** Exercise brief **
Change every instance of "Application pending" in the listing below to "Application submitted", leaving the rest of the listing unchanged.

** Record extracts **
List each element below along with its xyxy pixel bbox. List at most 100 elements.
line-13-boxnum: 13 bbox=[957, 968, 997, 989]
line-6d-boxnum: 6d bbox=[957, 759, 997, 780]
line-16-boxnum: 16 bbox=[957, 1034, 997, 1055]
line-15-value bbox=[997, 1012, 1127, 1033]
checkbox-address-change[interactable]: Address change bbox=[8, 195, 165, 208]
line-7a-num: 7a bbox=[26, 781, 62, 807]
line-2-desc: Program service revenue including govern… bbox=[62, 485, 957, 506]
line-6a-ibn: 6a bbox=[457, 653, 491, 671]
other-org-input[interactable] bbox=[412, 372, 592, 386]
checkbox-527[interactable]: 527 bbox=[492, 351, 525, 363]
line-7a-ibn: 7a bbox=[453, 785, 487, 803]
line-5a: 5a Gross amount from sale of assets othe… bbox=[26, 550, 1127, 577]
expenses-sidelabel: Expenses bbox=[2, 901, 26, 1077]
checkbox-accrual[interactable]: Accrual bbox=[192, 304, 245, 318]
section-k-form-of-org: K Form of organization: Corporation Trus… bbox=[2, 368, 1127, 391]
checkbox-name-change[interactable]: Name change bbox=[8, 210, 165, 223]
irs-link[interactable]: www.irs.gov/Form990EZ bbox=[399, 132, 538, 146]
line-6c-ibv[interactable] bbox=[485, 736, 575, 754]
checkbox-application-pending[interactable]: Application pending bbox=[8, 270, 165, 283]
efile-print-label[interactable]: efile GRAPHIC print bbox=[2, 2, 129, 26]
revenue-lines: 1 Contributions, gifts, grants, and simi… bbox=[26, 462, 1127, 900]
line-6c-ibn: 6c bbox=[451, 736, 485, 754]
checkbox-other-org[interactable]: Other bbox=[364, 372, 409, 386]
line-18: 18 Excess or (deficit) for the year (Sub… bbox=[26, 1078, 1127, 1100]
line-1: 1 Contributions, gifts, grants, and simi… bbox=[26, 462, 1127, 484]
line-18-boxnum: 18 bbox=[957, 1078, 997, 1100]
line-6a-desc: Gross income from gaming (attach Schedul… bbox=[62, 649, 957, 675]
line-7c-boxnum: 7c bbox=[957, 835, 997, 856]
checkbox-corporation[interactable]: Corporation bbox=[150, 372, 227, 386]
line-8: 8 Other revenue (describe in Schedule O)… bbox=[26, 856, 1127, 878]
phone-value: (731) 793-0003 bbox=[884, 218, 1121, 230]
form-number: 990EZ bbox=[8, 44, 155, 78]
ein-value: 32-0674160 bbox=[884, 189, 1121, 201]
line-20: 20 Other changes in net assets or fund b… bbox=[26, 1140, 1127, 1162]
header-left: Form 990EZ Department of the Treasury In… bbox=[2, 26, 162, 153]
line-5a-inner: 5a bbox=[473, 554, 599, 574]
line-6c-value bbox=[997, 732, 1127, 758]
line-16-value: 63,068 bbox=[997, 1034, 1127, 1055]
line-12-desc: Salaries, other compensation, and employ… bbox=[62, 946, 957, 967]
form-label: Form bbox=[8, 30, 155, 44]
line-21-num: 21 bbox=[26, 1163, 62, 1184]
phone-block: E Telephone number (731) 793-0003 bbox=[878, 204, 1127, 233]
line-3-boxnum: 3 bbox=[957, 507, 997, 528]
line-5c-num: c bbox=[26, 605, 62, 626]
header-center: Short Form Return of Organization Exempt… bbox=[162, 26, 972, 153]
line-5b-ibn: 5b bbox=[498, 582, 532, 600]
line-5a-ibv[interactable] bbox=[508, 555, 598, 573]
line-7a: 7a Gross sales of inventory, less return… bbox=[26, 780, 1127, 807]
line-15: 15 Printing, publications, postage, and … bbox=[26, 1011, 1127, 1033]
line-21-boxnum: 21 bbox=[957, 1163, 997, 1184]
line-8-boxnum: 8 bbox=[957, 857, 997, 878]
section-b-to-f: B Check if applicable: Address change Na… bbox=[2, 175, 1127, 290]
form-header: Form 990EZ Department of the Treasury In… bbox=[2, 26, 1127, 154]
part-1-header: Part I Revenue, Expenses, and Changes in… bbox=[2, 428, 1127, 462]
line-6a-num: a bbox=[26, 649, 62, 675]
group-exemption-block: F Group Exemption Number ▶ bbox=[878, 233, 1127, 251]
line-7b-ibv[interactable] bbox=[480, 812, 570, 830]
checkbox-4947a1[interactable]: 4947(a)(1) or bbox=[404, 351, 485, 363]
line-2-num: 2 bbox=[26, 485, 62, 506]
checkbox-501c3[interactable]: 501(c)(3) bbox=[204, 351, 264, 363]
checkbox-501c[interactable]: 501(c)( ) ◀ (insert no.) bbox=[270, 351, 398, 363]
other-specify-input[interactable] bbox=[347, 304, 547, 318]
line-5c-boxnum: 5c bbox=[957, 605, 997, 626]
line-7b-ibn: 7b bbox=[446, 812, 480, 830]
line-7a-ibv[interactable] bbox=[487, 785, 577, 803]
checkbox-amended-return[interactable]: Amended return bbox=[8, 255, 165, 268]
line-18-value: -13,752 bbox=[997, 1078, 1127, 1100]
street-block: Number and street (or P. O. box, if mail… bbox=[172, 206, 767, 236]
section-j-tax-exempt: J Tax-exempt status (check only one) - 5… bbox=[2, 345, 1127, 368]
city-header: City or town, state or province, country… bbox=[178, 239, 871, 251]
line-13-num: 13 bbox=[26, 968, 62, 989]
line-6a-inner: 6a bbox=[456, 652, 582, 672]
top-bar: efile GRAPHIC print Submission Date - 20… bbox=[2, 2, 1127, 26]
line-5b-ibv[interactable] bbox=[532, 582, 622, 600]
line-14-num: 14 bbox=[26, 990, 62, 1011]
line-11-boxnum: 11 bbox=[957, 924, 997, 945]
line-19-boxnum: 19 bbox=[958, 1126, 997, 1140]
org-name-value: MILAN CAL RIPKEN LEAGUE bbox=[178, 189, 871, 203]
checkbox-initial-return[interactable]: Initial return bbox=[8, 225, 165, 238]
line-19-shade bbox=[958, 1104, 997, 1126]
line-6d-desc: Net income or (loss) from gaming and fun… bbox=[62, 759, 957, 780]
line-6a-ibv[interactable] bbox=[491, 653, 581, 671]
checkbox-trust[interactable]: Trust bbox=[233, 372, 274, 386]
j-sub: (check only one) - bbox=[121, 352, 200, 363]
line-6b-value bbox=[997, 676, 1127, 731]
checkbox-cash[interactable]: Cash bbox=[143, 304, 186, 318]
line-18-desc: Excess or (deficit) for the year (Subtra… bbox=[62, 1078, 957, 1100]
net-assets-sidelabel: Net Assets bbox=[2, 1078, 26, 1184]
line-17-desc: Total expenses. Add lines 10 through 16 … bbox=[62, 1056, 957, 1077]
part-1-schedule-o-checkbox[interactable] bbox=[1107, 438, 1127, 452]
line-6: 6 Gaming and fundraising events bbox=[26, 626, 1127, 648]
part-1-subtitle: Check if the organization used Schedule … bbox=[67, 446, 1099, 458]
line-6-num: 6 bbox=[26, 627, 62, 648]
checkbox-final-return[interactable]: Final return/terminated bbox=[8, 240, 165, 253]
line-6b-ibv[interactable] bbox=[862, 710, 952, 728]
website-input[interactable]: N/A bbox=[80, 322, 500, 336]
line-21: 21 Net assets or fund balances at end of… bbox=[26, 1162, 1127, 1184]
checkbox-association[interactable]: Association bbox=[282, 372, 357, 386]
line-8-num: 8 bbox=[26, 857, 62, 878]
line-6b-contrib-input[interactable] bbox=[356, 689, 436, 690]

** Solution to the exercise **
List each element below along with its xyxy pixel bbox. List at most 100 elements.
line-13-boxnum: 13 bbox=[957, 968, 997, 989]
line-6d-boxnum: 6d bbox=[957, 759, 997, 780]
line-16-boxnum: 16 bbox=[957, 1034, 997, 1055]
line-15-value bbox=[997, 1012, 1127, 1033]
checkbox-address-change[interactable]: Address change bbox=[8, 195, 165, 208]
line-7a-num: 7a bbox=[26, 781, 62, 807]
line-2-desc: Program service revenue including govern… bbox=[62, 485, 957, 506]
line-6a-ibn: 6a bbox=[457, 653, 491, 671]
other-org-input[interactable] bbox=[412, 372, 592, 386]
checkbox-527[interactable]: 527 bbox=[492, 351, 525, 363]
line-7a-ibn: 7a bbox=[453, 785, 487, 803]
line-5a: 5a Gross amount from sale of assets othe… bbox=[26, 550, 1127, 577]
expenses-sidelabel: Expenses bbox=[2, 901, 26, 1077]
checkbox-accrual[interactable]: Accrual bbox=[192, 304, 245, 318]
section-k-form-of-org: K Form of organization: Corporation Trus… bbox=[2, 368, 1127, 391]
checkbox-name-change[interactable]: Name change bbox=[8, 210, 165, 223]
irs-link[interactable]: www.irs.gov/Form990EZ bbox=[399, 132, 538, 146]
line-6c-ibv[interactable] bbox=[485, 736, 575, 754]
checkbox-application-pending[interactable]: Application submitted bbox=[8, 270, 165, 283]
efile-print-label[interactable]: efile GRAPHIC print bbox=[2, 2, 129, 26]
revenue-lines: 1 Contributions, gifts, grants, and simi… bbox=[26, 462, 1127, 900]
line-6c-ibn: 6c bbox=[451, 736, 485, 754]
checkbox-other-org[interactable]: Other bbox=[364, 372, 409, 386]
line-18: 18 Excess or (deficit) for the year (Sub… bbox=[26, 1078, 1127, 1100]
line-1: 1 Contributions, gifts, grants, and simi… bbox=[26, 462, 1127, 484]
line-18-boxnum: 18 bbox=[957, 1078, 997, 1100]
line-6a-desc: Gross income from gaming (attach Schedul… bbox=[62, 649, 957, 675]
line-7c-boxnum: 7c bbox=[957, 835, 997, 856]
checkbox-corporation[interactable]: Corporation bbox=[150, 372, 227, 386]
line-8: 8 Other revenue (describe in Schedule O)… bbox=[26, 856, 1127, 878]
phone-value: (731) 793-0003 bbox=[884, 218, 1121, 230]
form-number: 990EZ bbox=[8, 44, 155, 78]
ein-value: 32-0674160 bbox=[884, 189, 1121, 201]
line-20: 20 Other changes in net assets or fund b… bbox=[26, 1140, 1127, 1162]
header-left: Form 990EZ Department of the Treasury In… bbox=[2, 26, 162, 153]
line-5a-inner: 5a bbox=[473, 554, 599, 574]
line-6c-value bbox=[997, 732, 1127, 758]
line-16-value: 63,068 bbox=[997, 1034, 1127, 1055]
line-12-desc: Salaries, other compensation, and employ… bbox=[62, 946, 957, 967]
form-label: Form bbox=[8, 30, 155, 44]
line-21-num: 21 bbox=[26, 1163, 62, 1184]
phone-block: E Telephone number (731) 793-0003 bbox=[878, 204, 1127, 233]
line-3-boxnum: 3 bbox=[957, 507, 997, 528]
line-5c-num: c bbox=[26, 605, 62, 626]
header-center: Short Form Return of Organization Exempt… bbox=[162, 26, 972, 153]
line-5b-ibn: 5b bbox=[498, 582, 532, 600]
line-5a-ibv[interactable] bbox=[508, 555, 598, 573]
line-7a: 7a Gross sales of inventory, less return… bbox=[26, 780, 1127, 807]
line-15: 15 Printing, publications, postage, and … bbox=[26, 1011, 1127, 1033]
line-21-boxnum: 21 bbox=[957, 1163, 997, 1184]
line-8-boxnum: 8 bbox=[957, 857, 997, 878]
section-b-to-f: B Check if applicable: Address change Na… bbox=[2, 175, 1127, 290]
form-header: Form 990EZ Department of the Treasury In… bbox=[2, 26, 1127, 154]
part-1-header: Part I Revenue, Expenses, and Changes in… bbox=[2, 428, 1127, 462]
line-6a-num: a bbox=[26, 649, 62, 675]
group-exemption-block: F Group Exemption Number ▶ bbox=[878, 233, 1127, 251]
line-7b-ibv[interactable] bbox=[480, 812, 570, 830]
checkbox-4947a1[interactable]: 4947(a)(1) or bbox=[404, 351, 485, 363]
line-2-num: 2 bbox=[26, 485, 62, 506]
checkbox-501c3[interactable]: 501(c)(3) bbox=[204, 351, 264, 363]
checkbox-501c[interactable]: 501(c)( ) ◀ (insert no.) bbox=[270, 351, 398, 363]
other-specify-input[interactable] bbox=[347, 304, 547, 318]
line-5c-boxnum: 5c bbox=[957, 605, 997, 626]
line-7b-ibn: 7b bbox=[446, 812, 480, 830]
line-7a-ibv[interactable] bbox=[487, 785, 577, 803]
checkbox-amended-return[interactable]: Amended return bbox=[8, 255, 165, 268]
line-18-value: -13,752 bbox=[997, 1078, 1127, 1100]
street-block: Number and street (or P. O. box, if mail… bbox=[172, 206, 767, 236]
section-j-tax-exempt: J Tax-exempt status (check only one) - 5… bbox=[2, 345, 1127, 368]
city-header: City or town, state or province, country… bbox=[178, 239, 871, 251]
line-13-num: 13 bbox=[26, 968, 62, 989]
line-6a-inner: 6a bbox=[456, 652, 582, 672]
top-bar: efile GRAPHIC print Submission Date - 20… bbox=[2, 2, 1127, 26]
line-5b-ibv[interactable] bbox=[532, 582, 622, 600]
line-14-num: 14 bbox=[26, 990, 62, 1011]
line-11-boxnum: 11 bbox=[957, 924, 997, 945]
line-19-boxnum: 19 bbox=[958, 1126, 997, 1140]
org-name-value: MILAN CAL RIPKEN LEAGUE bbox=[178, 189, 871, 203]
checkbox-initial-return[interactable]: Initial return bbox=[8, 225, 165, 238]
line-19-shade bbox=[958, 1104, 997, 1126]
line-6d-desc: Net income or (loss) from gaming and fun… bbox=[62, 759, 957, 780]
line-6a-ibv[interactable] bbox=[491, 653, 581, 671]
checkbox-trust[interactable]: Trust bbox=[233, 372, 274, 386]
j-sub: (check only one) - bbox=[121, 352, 200, 363]
line-6b-value bbox=[997, 676, 1127, 731]
checkbox-cash[interactable]: Cash bbox=[143, 304, 186, 318]
line-18-desc: Excess or (deficit) for the year (Subtra… bbox=[62, 1078, 957, 1100]
net-assets-sidelabel: Net Assets bbox=[2, 1078, 26, 1184]
line-17-desc: Total expenses. Add lines 10 through 16 … bbox=[62, 1056, 957, 1077]
part-1-schedule-o-checkbox[interactable] bbox=[1107, 438, 1127, 452]
line-6: 6 Gaming and fundraising events bbox=[26, 626, 1127, 648]
part-1-subtitle: Check if the organization used Schedule … bbox=[67, 446, 1099, 458]
line-6-num: 6 bbox=[26, 627, 62, 648]
checkbox-final-return[interactable]: Final return/terminated bbox=[8, 240, 165, 253]
line-6b-ibv[interactable] bbox=[862, 710, 952, 728]
website-input[interactable]: N/A bbox=[80, 322, 500, 336]
line-21: 21 Net assets or fund balances at end of… bbox=[26, 1162, 1127, 1184]
checkbox-association[interactable]: Association bbox=[282, 372, 357, 386]
line-8-num: 8 bbox=[26, 857, 62, 878]
line-6b-contrib-input[interactable] bbox=[356, 689, 436, 690]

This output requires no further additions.